» WRITTEN INSTRUCTION
Reproduce every line of the material below without changing a single character.

— start MATERIAL FOR THIS TASK —

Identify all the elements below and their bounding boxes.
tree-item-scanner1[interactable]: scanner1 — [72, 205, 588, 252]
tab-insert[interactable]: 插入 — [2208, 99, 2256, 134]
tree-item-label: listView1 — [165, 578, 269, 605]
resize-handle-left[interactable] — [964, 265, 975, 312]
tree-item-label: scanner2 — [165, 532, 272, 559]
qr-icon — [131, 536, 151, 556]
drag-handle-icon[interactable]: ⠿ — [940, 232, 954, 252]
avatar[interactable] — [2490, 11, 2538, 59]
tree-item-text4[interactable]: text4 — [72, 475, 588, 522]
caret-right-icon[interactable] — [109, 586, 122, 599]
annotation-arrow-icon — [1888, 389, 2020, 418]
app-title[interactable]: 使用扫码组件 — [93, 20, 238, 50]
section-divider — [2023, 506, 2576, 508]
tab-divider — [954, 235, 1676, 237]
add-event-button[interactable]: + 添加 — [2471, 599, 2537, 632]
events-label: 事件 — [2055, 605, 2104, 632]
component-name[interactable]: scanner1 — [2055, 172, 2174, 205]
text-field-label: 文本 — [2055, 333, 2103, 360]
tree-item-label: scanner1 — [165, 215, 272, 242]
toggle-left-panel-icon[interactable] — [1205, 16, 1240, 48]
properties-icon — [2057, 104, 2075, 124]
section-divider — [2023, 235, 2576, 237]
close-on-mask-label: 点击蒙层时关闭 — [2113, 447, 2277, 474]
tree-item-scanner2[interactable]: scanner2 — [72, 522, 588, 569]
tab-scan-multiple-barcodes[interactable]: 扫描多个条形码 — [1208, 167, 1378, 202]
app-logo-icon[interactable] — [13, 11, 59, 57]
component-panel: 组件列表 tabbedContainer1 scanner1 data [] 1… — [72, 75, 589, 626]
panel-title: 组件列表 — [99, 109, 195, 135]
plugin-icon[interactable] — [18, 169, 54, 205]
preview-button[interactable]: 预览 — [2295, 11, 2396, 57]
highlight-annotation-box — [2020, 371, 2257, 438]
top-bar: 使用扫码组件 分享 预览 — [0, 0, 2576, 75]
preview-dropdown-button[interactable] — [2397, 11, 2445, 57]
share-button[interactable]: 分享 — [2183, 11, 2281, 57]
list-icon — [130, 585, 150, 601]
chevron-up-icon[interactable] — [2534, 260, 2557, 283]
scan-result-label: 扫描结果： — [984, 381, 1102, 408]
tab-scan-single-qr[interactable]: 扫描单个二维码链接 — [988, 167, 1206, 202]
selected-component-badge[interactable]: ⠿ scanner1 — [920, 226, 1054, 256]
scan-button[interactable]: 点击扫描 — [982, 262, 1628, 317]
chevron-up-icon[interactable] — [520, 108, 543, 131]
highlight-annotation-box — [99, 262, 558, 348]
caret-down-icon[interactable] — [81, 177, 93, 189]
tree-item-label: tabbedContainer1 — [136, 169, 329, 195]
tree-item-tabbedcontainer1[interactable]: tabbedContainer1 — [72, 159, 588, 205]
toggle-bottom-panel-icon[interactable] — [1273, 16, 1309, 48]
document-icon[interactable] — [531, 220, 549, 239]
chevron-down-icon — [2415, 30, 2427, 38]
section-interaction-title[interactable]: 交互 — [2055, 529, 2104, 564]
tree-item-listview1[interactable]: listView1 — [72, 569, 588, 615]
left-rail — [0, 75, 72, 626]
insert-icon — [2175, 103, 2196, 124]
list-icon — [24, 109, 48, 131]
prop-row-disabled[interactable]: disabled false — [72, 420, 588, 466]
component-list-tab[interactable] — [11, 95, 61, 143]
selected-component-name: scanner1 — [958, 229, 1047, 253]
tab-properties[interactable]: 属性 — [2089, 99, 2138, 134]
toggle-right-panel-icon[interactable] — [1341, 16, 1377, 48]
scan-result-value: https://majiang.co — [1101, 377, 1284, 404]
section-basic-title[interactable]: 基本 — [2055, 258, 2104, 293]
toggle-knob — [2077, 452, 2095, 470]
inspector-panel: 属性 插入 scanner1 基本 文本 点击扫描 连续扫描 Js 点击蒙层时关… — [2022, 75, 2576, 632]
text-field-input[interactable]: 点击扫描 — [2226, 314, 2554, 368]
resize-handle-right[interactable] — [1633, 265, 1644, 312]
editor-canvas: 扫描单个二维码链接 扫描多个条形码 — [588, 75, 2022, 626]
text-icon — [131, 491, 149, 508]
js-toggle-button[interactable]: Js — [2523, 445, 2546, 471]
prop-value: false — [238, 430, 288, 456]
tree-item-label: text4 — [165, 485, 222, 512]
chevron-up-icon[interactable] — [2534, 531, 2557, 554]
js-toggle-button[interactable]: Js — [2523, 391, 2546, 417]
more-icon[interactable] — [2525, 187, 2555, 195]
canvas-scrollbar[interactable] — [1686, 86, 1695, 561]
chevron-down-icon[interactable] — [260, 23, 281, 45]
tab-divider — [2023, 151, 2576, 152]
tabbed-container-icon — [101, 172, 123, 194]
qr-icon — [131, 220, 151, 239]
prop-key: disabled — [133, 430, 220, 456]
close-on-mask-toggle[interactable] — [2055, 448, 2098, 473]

— end MATERIAL FOR THIS TASK —

» THE SOLUTION
Identify all the elements below and their bounding boxes.
tree-item-scanner1[interactable]: scanner1 — [72, 205, 588, 252]
tab-insert[interactable]: 插入 — [2208, 99, 2256, 134]
tree-item-label: listView1 — [165, 578, 269, 605]
resize-handle-left[interactable] — [964, 265, 975, 312]
tree-item-label: scanner2 — [165, 532, 272, 559]
qr-icon — [131, 536, 151, 556]
drag-handle-icon[interactable]: ⠿ — [940, 232, 954, 252]
avatar[interactable] — [2490, 11, 2538, 59]
tree-item-text4[interactable]: text4 — [72, 475, 588, 522]
caret-right-icon[interactable] — [109, 586, 122, 599]
annotation-arrow-icon — [1888, 389, 2020, 418]
app-title[interactable]: 使用扫码组件 — [93, 20, 238, 50]
section-divider — [2023, 506, 2576, 508]
tab-divider — [954, 235, 1676, 237]
add-event-button[interactable]: + 添加 — [2471, 599, 2537, 632]
events-label: 事件 — [2055, 605, 2104, 632]
component-name[interactable]: scanner1 — [2055, 172, 2174, 205]
text-field-label: 文本 — [2055, 333, 2103, 360]
tree-item-label: scanner1 — [165, 215, 272, 242]
toggle-left-panel-icon[interactable] — [1205, 16, 1240, 48]
properties-icon — [2057, 104, 2075, 124]
section-divider — [2023, 235, 2576, 237]
close-on-mask-label: 点击蒙层时关闭 — [2113, 447, 2277, 474]
tree-item-scanner2[interactable]: scanner2 — [72, 522, 588, 569]
tab-scan-multiple-barcodes[interactable]: 扫描多个条形码 — [1208, 167, 1378, 202]
app-logo-icon[interactable] — [13, 11, 59, 57]
component-panel: 组件列表 tabbedContainer1 scanner1 data [] 1… — [72, 75, 589, 626]
panel-title: 组件列表 — [99, 109, 195, 135]
plugin-icon[interactable] — [18, 169, 54, 205]
preview-button[interactable]: 预览 — [2295, 11, 2396, 57]
highlight-annotation-box — [2020, 371, 2257, 438]
top-bar: 使用扫码组件 分享 预览 — [0, 0, 2576, 75]
preview-dropdown-button[interactable] — [2397, 11, 2445, 57]
share-button[interactable]: 分享 — [2183, 11, 2281, 57]
list-icon — [130, 585, 150, 601]
chevron-up-icon[interactable] — [2534, 260, 2557, 283]
scan-result-label: 扫描结果： — [984, 381, 1102, 408]
tab-scan-single-qr[interactable]: 扫描单个二维码链接 — [988, 167, 1206, 202]
selected-component-badge[interactable]: ⠿ scanner1 — [920, 226, 1054, 256]
scan-button[interactable]: 点击扫描 — [982, 262, 1628, 317]
chevron-up-icon[interactable] — [520, 108, 543, 131]
highlight-annotation-box — [99, 262, 558, 348]
caret-down-icon[interactable] — [81, 177, 93, 189]
tree-item-label: tabbedContainer1 — [136, 169, 329, 195]
tree-item-tabbedcontainer1[interactable]: tabbedContainer1 — [72, 159, 588, 205]
toggle-bottom-panel-icon[interactable] — [1273, 16, 1309, 48]
document-icon[interactable] — [531, 220, 549, 239]
chevron-down-icon — [2415, 30, 2427, 38]
section-interaction-title[interactable]: 交互 — [2055, 529, 2104, 564]
tree-item-listview1[interactable]: listView1 — [72, 569, 588, 615]
left-rail — [0, 75, 72, 626]
insert-icon — [2175, 103, 2196, 124]
list-icon — [24, 109, 48, 131]
prop-row-disabled[interactable]: disabled false — [72, 420, 588, 466]
component-list-tab[interactable] — [11, 95, 61, 143]
selected-component-name: scanner1 — [958, 229, 1047, 253]
tab-properties[interactable]: 属性 — [2089, 99, 2138, 134]
toggle-right-panel-icon[interactable] — [1341, 16, 1377, 48]
scan-result-value: https://majiang.co — [1101, 377, 1284, 404]
section-basic-title[interactable]: 基本 — [2055, 258, 2104, 293]
toggle-knob — [2077, 452, 2095, 470]
inspector-panel: 属性 插入 scanner1 基本 文本 点击扫描 连续扫描 Js 点击蒙层时关… — [2022, 75, 2576, 632]
text-field-input[interactable]: 点击扫描 — [2226, 314, 2554, 368]
resize-handle-right[interactable] — [1633, 265, 1644, 312]
editor-canvas: 扫描单个二维码链接 扫描多个条形码 — [588, 75, 2022, 626]
text-icon — [131, 491, 149, 508]
js-toggle-button[interactable]: Js — [2523, 445, 2546, 471]
prop-value: false — [238, 430, 288, 456]
tree-item-label: text4 — [165, 485, 222, 512]
chevron-up-icon[interactable] — [2534, 531, 2557, 554]
js-toggle-button[interactable]: Js — [2523, 391, 2546, 417]
more-icon[interactable] — [2525, 187, 2555, 195]
canvas-scrollbar[interactable] — [1686, 86, 1695, 561]
chevron-down-icon[interactable] — [260, 23, 281, 45]
tab-divider — [2023, 151, 2576, 152]
tabbed-container-icon — [101, 172, 123, 194]
qr-icon — [131, 220, 151, 239]
prop-key: disabled — [133, 430, 220, 456]
close-on-mask-toggle[interactable] — [2055, 448, 2098, 473]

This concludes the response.